>>>>>

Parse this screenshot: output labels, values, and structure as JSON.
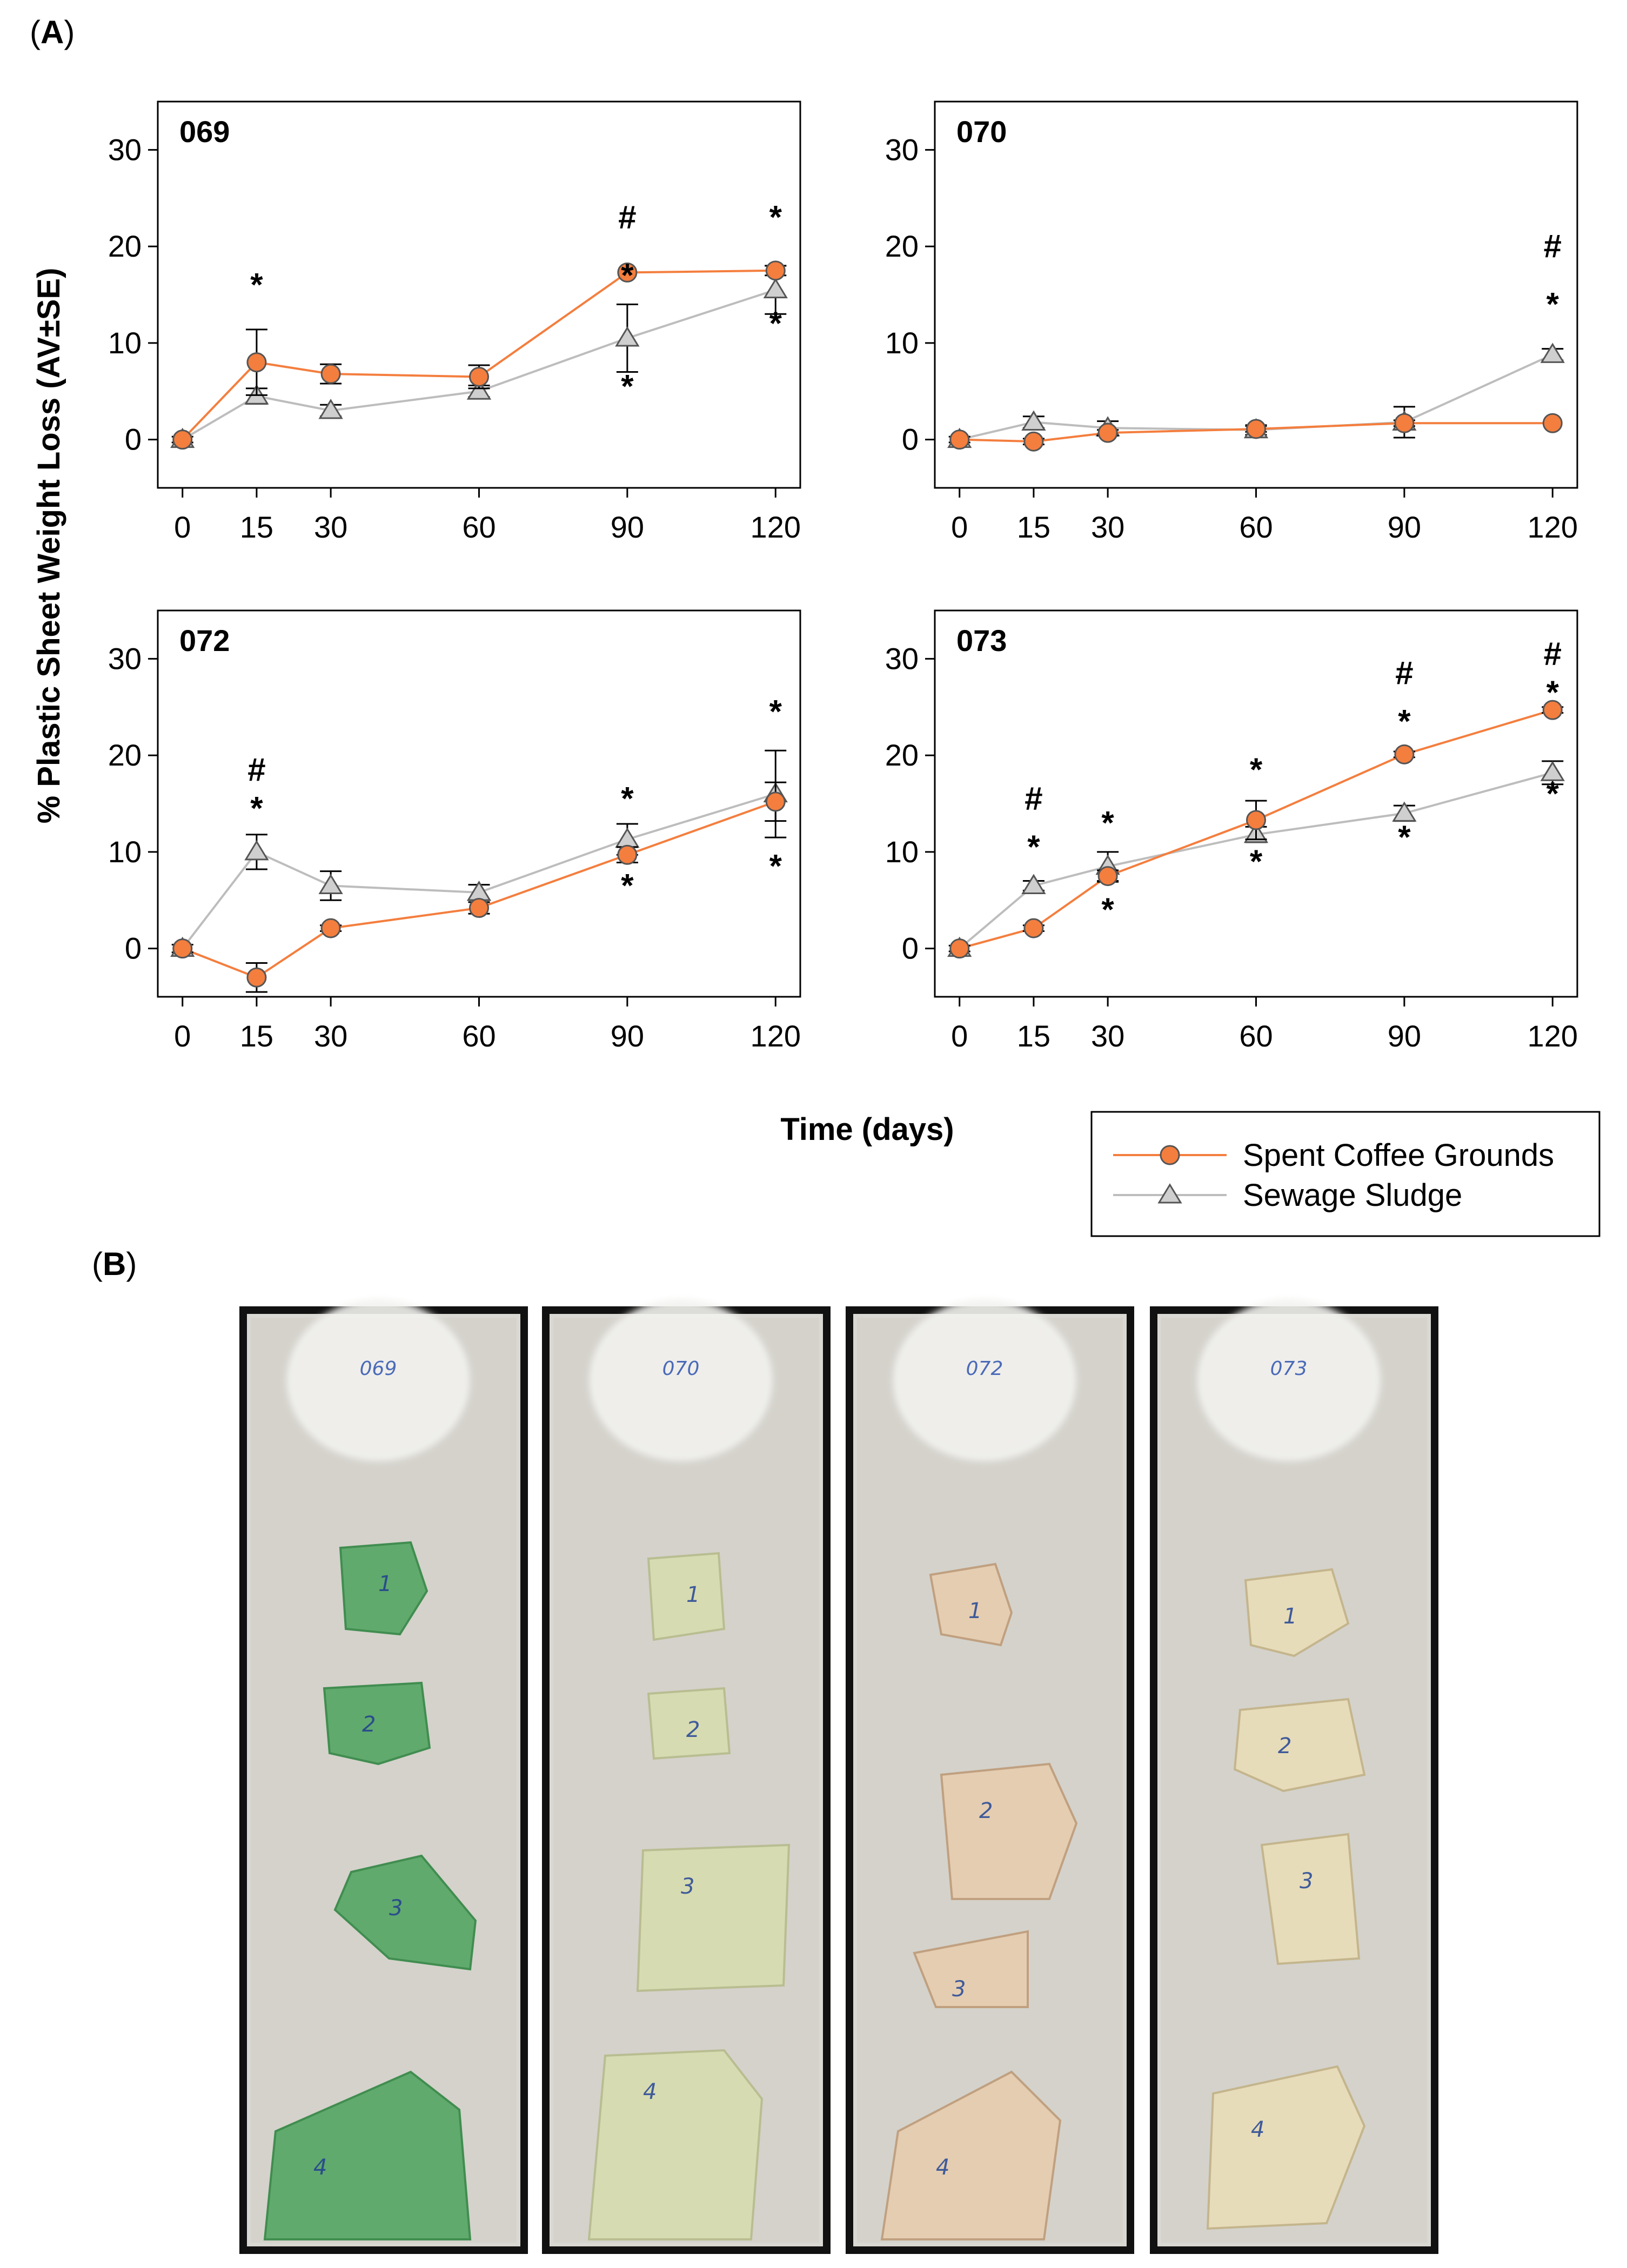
{
  "panel_a_label": "A",
  "panel_b_label": "B",
  "shared_ylabel": "% Plastic Sheet Weight Loss (AV±SE)",
  "shared_xlabel": "Time (days)",
  "legend": {
    "coffee": "Spent Coffee Grounds",
    "sludge": "Sewage Sludge"
  },
  "colors": {
    "coffee": "#f47e3e",
    "sludge": "#bdbdbd",
    "marker_edge": "#555555",
    "axis": "#000000"
  },
  "chart_data": [
    {
      "type": "line",
      "title": "069",
      "x": [
        0,
        15,
        30,
        60,
        90,
        120
      ],
      "xticks": [
        0,
        15,
        30,
        60,
        90,
        120
      ],
      "yticks": [
        0,
        10,
        20,
        30
      ],
      "xlim": [
        -5,
        125
      ],
      "ylim": [
        -5,
        35
      ],
      "series": [
        {
          "name": "Spent Coffee Grounds",
          "values": [
            0,
            8,
            6.8,
            6.5,
            17.3,
            17.5
          ],
          "err": [
            0,
            3.4,
            1.0,
            1.2,
            0,
            0.5
          ]
        },
        {
          "name": "Sewage Sludge",
          "values": [
            0,
            4.5,
            3,
            5,
            10.5,
            15.5
          ],
          "err": [
            0.3,
            0.8,
            0.6,
            0.6,
            3.5,
            2.5
          ]
        }
      ],
      "annotations": [
        {
          "x": 15,
          "y": 16,
          "text": "*"
        },
        {
          "x": 90,
          "y": 23,
          "text": "#"
        },
        {
          "x": 90,
          "y": 17,
          "text": "*"
        },
        {
          "x": 90,
          "y": 5.5,
          "text": "*"
        },
        {
          "x": 120,
          "y": 23,
          "text": "*"
        },
        {
          "x": 120,
          "y": 12,
          "text": "*"
        }
      ]
    },
    {
      "type": "line",
      "title": "070",
      "x": [
        0,
        15,
        30,
        60,
        90,
        120
      ],
      "xticks": [
        0,
        15,
        30,
        60,
        90,
        120
      ],
      "yticks": [
        0,
        10,
        20,
        30
      ],
      "xlim": [
        -5,
        125
      ],
      "ylim": [
        -5,
        35
      ],
      "series": [
        {
          "name": "Spent Coffee Grounds",
          "values": [
            0,
            -0.2,
            0.7,
            1.1,
            1.7,
            1.7
          ],
          "err": [
            0,
            0.3,
            0.3,
            0.3,
            0.3,
            0
          ]
        },
        {
          "name": "Sewage Sludge",
          "values": [
            0,
            1.8,
            1.2,
            1,
            1.8,
            8.8
          ],
          "err": [
            0.3,
            0.6,
            0.7,
            0.5,
            1.6,
            0.6
          ]
        }
      ],
      "annotations": [
        {
          "x": 120,
          "y": 20,
          "text": "#"
        },
        {
          "x": 120,
          "y": 14,
          "text": "*"
        }
      ]
    },
    {
      "type": "line",
      "title": "072",
      "x": [
        0,
        15,
        30,
        60,
        90,
        120
      ],
      "xticks": [
        0,
        15,
        30,
        60,
        90,
        120
      ],
      "yticks": [
        0,
        10,
        20,
        30
      ],
      "xlim": [
        -5,
        125
      ],
      "ylim": [
        -5,
        35
      ],
      "series": [
        {
          "name": "Spent Coffee Grounds",
          "values": [
            0,
            -3,
            2.1,
            4.2,
            9.7,
            15.2
          ],
          "err": [
            0,
            1.5,
            0.3,
            0.6,
            0.8,
            2.0
          ]
        },
        {
          "name": "Sewage Sludge",
          "values": [
            0,
            10,
            6.5,
            5.8,
            11.3,
            16
          ],
          "err": [
            0.4,
            1.8,
            1.5,
            0.8,
            1.6,
            4.5
          ]
        }
      ],
      "annotations": [
        {
          "x": 15,
          "y": 18.5,
          "text": "#"
        },
        {
          "x": 15,
          "y": 14.5,
          "text": "*"
        },
        {
          "x": 90,
          "y": 15.5,
          "text": "*"
        },
        {
          "x": 90,
          "y": 6.5,
          "text": "*"
        },
        {
          "x": 120,
          "y": 24.5,
          "text": "*"
        },
        {
          "x": 120,
          "y": 8.5,
          "text": "*"
        }
      ]
    },
    {
      "type": "line",
      "title": "073",
      "x": [
        0,
        15,
        30,
        60,
        90,
        120
      ],
      "xticks": [
        0,
        15,
        30,
        60,
        90,
        120
      ],
      "yticks": [
        0,
        10,
        20,
        30
      ],
      "xlim": [
        -5,
        125
      ],
      "ylim": [
        -5,
        35
      ],
      "series": [
        {
          "name": "Spent Coffee Grounds",
          "values": [
            0,
            2.1,
            7.5,
            13.3,
            20.1,
            24.7
          ],
          "err": [
            0,
            0.3,
            0.6,
            2.0,
            0.3,
            0.3
          ]
        },
        {
          "name": "Sewage Sludge",
          "values": [
            0,
            6.5,
            8.5,
            11.8,
            14,
            18.2
          ],
          "err": [
            0.3,
            0.5,
            1.5,
            0.8,
            0.8,
            1.2
          ]
        }
      ],
      "annotations": [
        {
          "x": 15,
          "y": 15.5,
          "text": "#"
        },
        {
          "x": 15,
          "y": 10.5,
          "text": "*"
        },
        {
          "x": 30,
          "y": 13,
          "text": "*"
        },
        {
          "x": 30,
          "y": 4,
          "text": "*"
        },
        {
          "x": 60,
          "y": 18.5,
          "text": "*"
        },
        {
          "x": 60,
          "y": 9,
          "text": "*"
        },
        {
          "x": 90,
          "y": 28.5,
          "text": "#"
        },
        {
          "x": 90,
          "y": 23.5,
          "text": "*"
        },
        {
          "x": 90,
          "y": 11.5,
          "text": "*"
        },
        {
          "x": 120,
          "y": 30.5,
          "text": "#"
        },
        {
          "x": 120,
          "y": 26.5,
          "text": "*"
        },
        {
          "x": 120,
          "y": 16,
          "text": "*"
        }
      ]
    }
  ],
  "photos": [
    {
      "caption": "069",
      "tint": "green",
      "sheets": [
        "1",
        "2",
        "3",
        "4"
      ]
    },
    {
      "caption": "070",
      "tint": "light",
      "sheets": [
        "1",
        "2",
        "3",
        "4"
      ]
    },
    {
      "caption": "072",
      "tint": "tan",
      "sheets": [
        "1",
        "2",
        "3",
        "4"
      ]
    },
    {
      "caption": "073",
      "tint": "cream",
      "sheets": [
        "1",
        "2",
        "3",
        "4"
      ]
    }
  ]
}
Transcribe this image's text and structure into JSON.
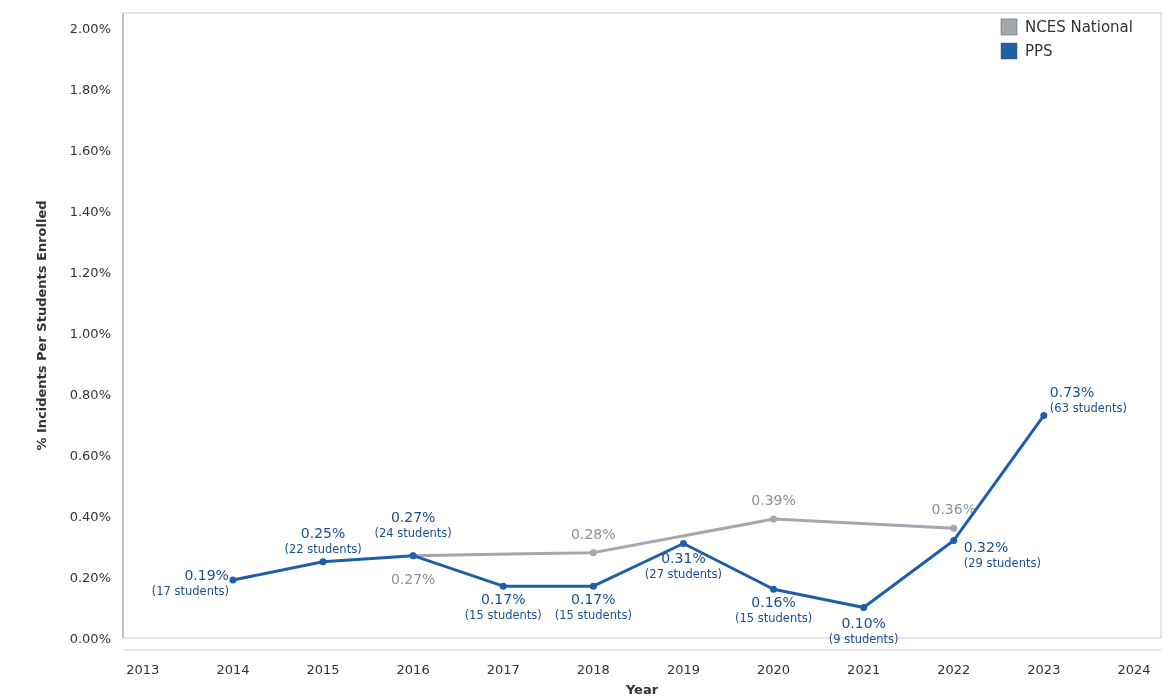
{
  "chart_data": {
    "type": "line",
    "xlabel": "Year",
    "ylabel": "% Incidents Per Students Enrolled",
    "xlim": [
      2012.78,
      2024.3
    ],
    "xticks": [
      2013,
      2014,
      2015,
      2016,
      2017,
      2018,
      2019,
      2020,
      2021,
      2022,
      2023,
      2024
    ],
    "ylim": [
      0,
      2.05
    ],
    "yticks": [
      {
        "value": 0,
        "label": "0.00%"
      },
      {
        "value": 0.2,
        "label": "0.20%"
      },
      {
        "value": 0.4,
        "label": "0.40%"
      },
      {
        "value": 0.6,
        "label": "0.60%"
      },
      {
        "value": 0.8,
        "label": "0.80%"
      },
      {
        "value": 1.0,
        "label": "1.00%"
      },
      {
        "value": 1.2,
        "label": "1.20%"
      },
      {
        "value": 1.4,
        "label": "1.40%"
      },
      {
        "value": 1.6,
        "label": "1.60%"
      },
      {
        "value": 1.8,
        "label": "1.80%"
      },
      {
        "value": 2.0,
        "label": "2.00%"
      }
    ],
    "grid": false,
    "legend": "top right",
    "marker": "circle",
    "line_style": "solid",
    "series": [
      {
        "name": "NCES National",
        "color": "#a2a8ae",
        "x": [
          2016,
          2018,
          2020,
          2022
        ],
        "values": [
          0.27,
          0.28,
          0.39,
          0.36
        ],
        "value_labels": [
          "0.27%",
          "0.28%",
          "0.39%",
          "0.36%"
        ]
      },
      {
        "name": "PPS",
        "color": "#1f5fa8",
        "x": [
          2014,
          2015,
          2016,
          2017,
          2018,
          2019,
          2020,
          2021,
          2022,
          2023
        ],
        "values": [
          0.19,
          0.25,
          0.27,
          0.17,
          0.17,
          0.31,
          0.16,
          0.1,
          0.32,
          0.73
        ],
        "value_labels": [
          "0.19%\n(17 students)",
          "0.25%\n(22 students)",
          "0.27%\n(24 students)",
          "0.17%\n(15 students)",
          "0.17%\n(15 students)",
          "0.31%\n(27 students)",
          "0.16%\n(15 students)",
          "0.10%\n(9 students)",
          "0.32%\n(29 students)",
          "0.73%\n(63 students)"
        ]
      }
    ]
  }
}
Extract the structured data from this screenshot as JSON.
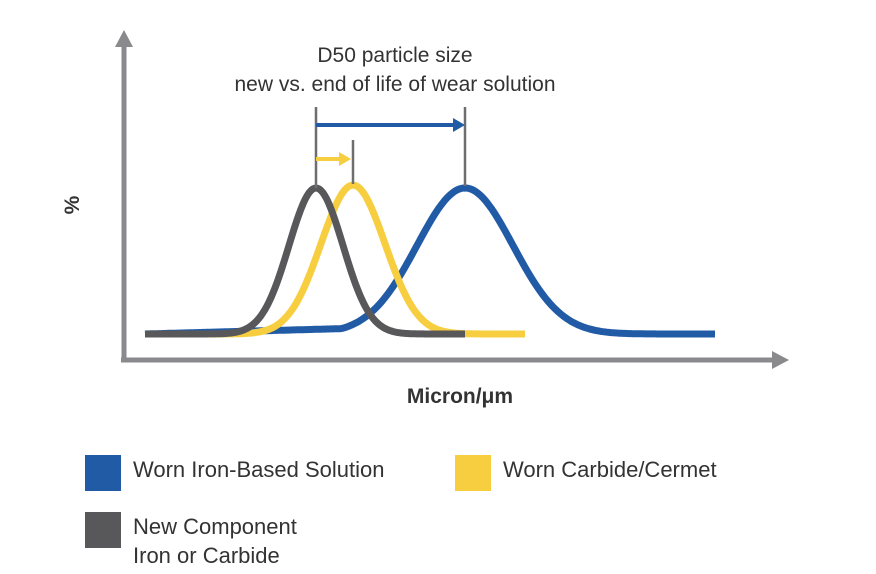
{
  "chart_data": {
    "type": "line",
    "title": "D50 particle size",
    "subtitle": "new vs. end of life of wear solution",
    "xlabel": "Micron/μm",
    "ylabel": "%",
    "axis_ticks": false,
    "grid": false,
    "legend_position": "bottom",
    "series": [
      {
        "name": "Worn Iron-Based Solution",
        "color": "#215BA6",
        "curve": {
          "baseline": 0.0,
          "peak_x": 465,
          "peak_y": 1.0,
          "sigma": 48,
          "skew_left": 0.06,
          "x_start": 145,
          "x_end": 715
        }
      },
      {
        "name": "Worn Carbide/Cermet",
        "color": "#F7CE3F",
        "curve": {
          "baseline": 0.0,
          "peak_x": 353,
          "peak_y": 1.02,
          "sigma": 32,
          "skew_left": 0.0,
          "x_start": 145,
          "x_end": 525
        }
      },
      {
        "name": "New Component Iron or Carbide",
        "color": "#58585A",
        "curve": {
          "baseline": 0.0,
          "peak_x": 316,
          "peak_y": 1.0,
          "sigma": 27,
          "skew_left": 0.0,
          "x_start": 145,
          "x_end": 465
        }
      }
    ],
    "annotations": {
      "d50_new": 316,
      "d50_worn_carbide": 353,
      "d50_worn_iron": 465
    }
  },
  "legend": [
    {
      "label": "Worn Iron-Based Solution",
      "color": "#215BA6"
    },
    {
      "label": "Worn Carbide/Cermet",
      "color": "#F7CE3F"
    },
    {
      "label": "New Component\nIron or Carbide",
      "color": "#58585A"
    }
  ]
}
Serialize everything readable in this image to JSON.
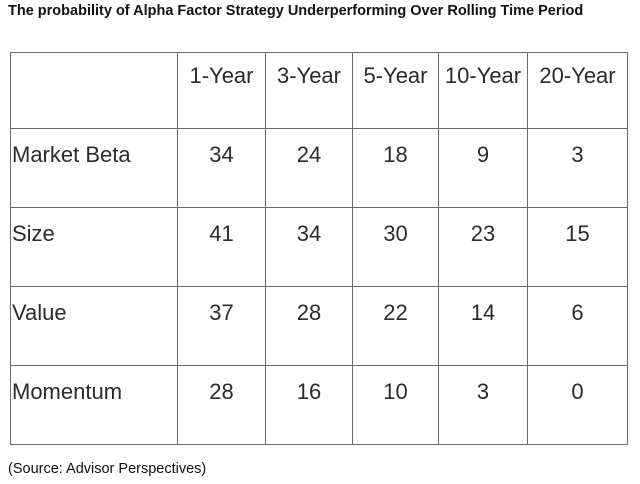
{
  "title": "The probability of Alpha Factor Strategy Underperforming Over Rolling Time Period",
  "table": {
    "corner": "",
    "headers": [
      "1-Year",
      "3-Year",
      "5-Year",
      "10-Year",
      "20-Year"
    ],
    "rows": [
      {
        "label": "Market Beta",
        "values": [
          "34",
          "24",
          "18",
          "9",
          "3"
        ]
      },
      {
        "label": "Size",
        "values": [
          "41",
          "34",
          "30",
          "23",
          "15"
        ]
      },
      {
        "label": "Value",
        "values": [
          "37",
          "28",
          "22",
          "14",
          "6"
        ]
      },
      {
        "label": "Momentum",
        "values": [
          "28",
          "16",
          "10",
          "3",
          "0"
        ]
      }
    ]
  },
  "source": "(Source: Advisor Perspectives)",
  "colors": {
    "border": "#6a6a6a",
    "text": "#2b2b2b"
  }
}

<<<<<

WRITTEN REQUEST »
In the listing, find every line containing the word "JSON" and list it.

CORRECT RESPONSE »
Parse this screenshot: output labels, values, and structure as JSON.
Transcribe this image's text and structure into JSON.
Extract the structured data from this screenshot as JSON.
Serialize everything readable in this image to JSON.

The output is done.